§ **Records for this task**
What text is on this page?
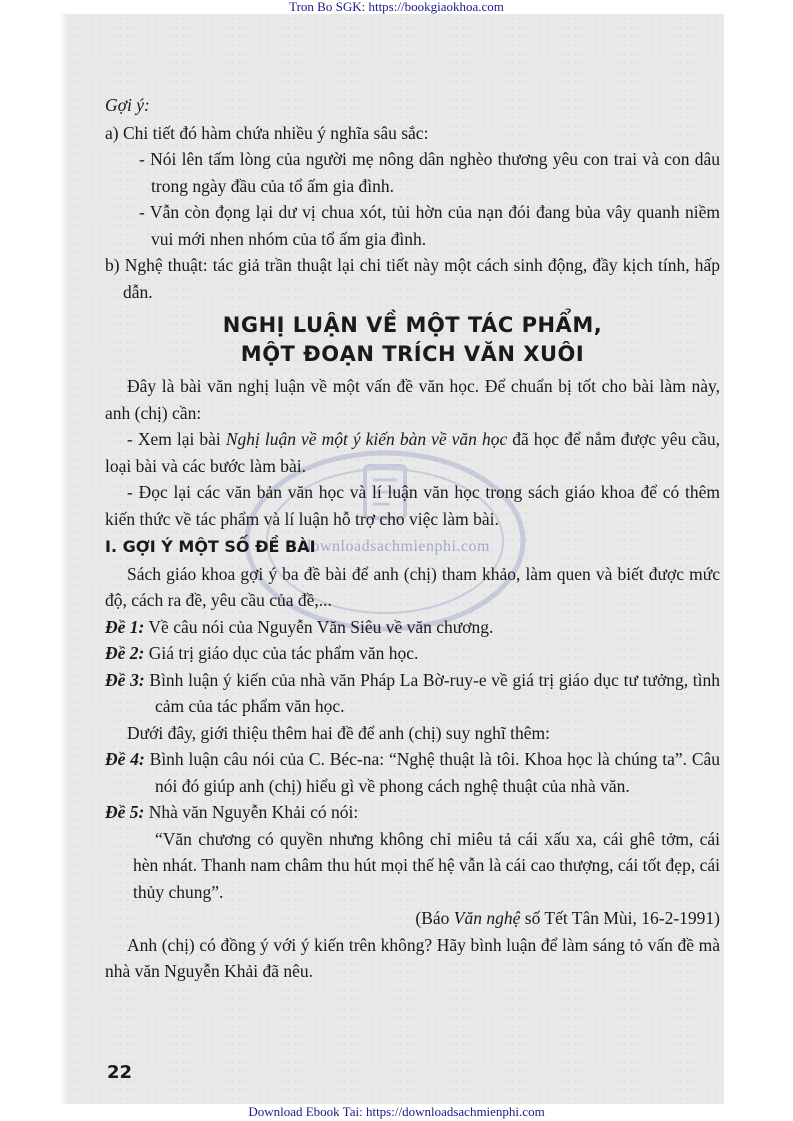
Tron Bo SGK: https://bookgiaokhoa.com
downloadsachmienphi.com

Gợi ý:

a) Chi tiết đó hàm chứa nhiều ý nghĩa sâu sắc:

- Nói lên tấm lòng của người mẹ nông dân nghèo thương yêu con trai và con dâu trong ngày đầu của tổ ấm gia đình.

- Vẫn còn đọng lại dư vị chua xót, tủi hờn của nạn đói đang bủa vây quanh niềm vui mới nhen nhóm của tổ ấm gia đình.

b) Nghệ thuật: tác giả trần thuật lại chi tiết này một cách sinh động, đầy kịch tính, hấp dẫn.

NGHỊ LUẬN VỀ MỘT TÁC PHẨM,
MỘT ĐOẠN TRÍCH VĂN XUÔI

Đây là bài văn nghị luận về một vấn đề văn học. Để chuẩn bị tốt cho bài làm này, anh (chị) cần:

- Xem lại bài Nghị luận về một ý kiến bàn về văn học đã học để nắm được yêu cầu, loại bài và các bước làm bài.

- Đọc lại các văn bản văn học và lí luận văn học trong sách giáo khoa để có thêm kiến thức về tác phẩm và lí luận hỗ trợ cho việc làm bài.

I. GỢI Ý MỘT SỐ ĐỀ BÀI

Sách giáo khoa gợi ý ba đề bài để anh (chị) tham khảo, làm quen và biết được mức độ, cách ra đề, yêu cầu của đề,...

Đề 1: Về câu nói của Nguyễn Văn Siêu về văn chương.

Đề 2: Giá trị giáo dục của tác phẩm văn học.

Đề 3: Bình luận ý kiến của nhà văn Pháp La Bờ-ruy-e về giá trị giáo dục tư tưởng, tình cảm của tác phẩm văn học.

Dưới đây, giới thiệu thêm hai đề để anh (chị) suy nghĩ thêm:

Đề 4: Bình luận câu nói của C. Béc-na: “Nghệ thuật là tôi. Khoa học là chúng ta”. Câu nói đó giúp anh (chị) hiểu gì về phong cách nghệ thuật của nhà văn.

Đề 5: Nhà văn Nguyễn Khải có nói:

“Văn chương có quyền nhưng không chỉ miêu tả cái xấu xa, cái ghê tởm, cái hèn nhát. Thanh nam châm thu hút mọi thế hệ vẫn là cái cao thượng, cái tốt đẹp, cái thủy chung”.

(Báo Văn nghệ số Tết Tân Mùi, 16-2-1991)

Anh (chị) có đồng ý với ý kiến trên không? Hãy bình luận để làm sáng tỏ vấn đề mà nhà văn Nguyễn Khải đã nêu.

22
Download Ebook Tai: https://downloadsachmienphi.com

§ **The request**
Answer only with how many lines in the records include "thêm".

§ **Correct answer**
2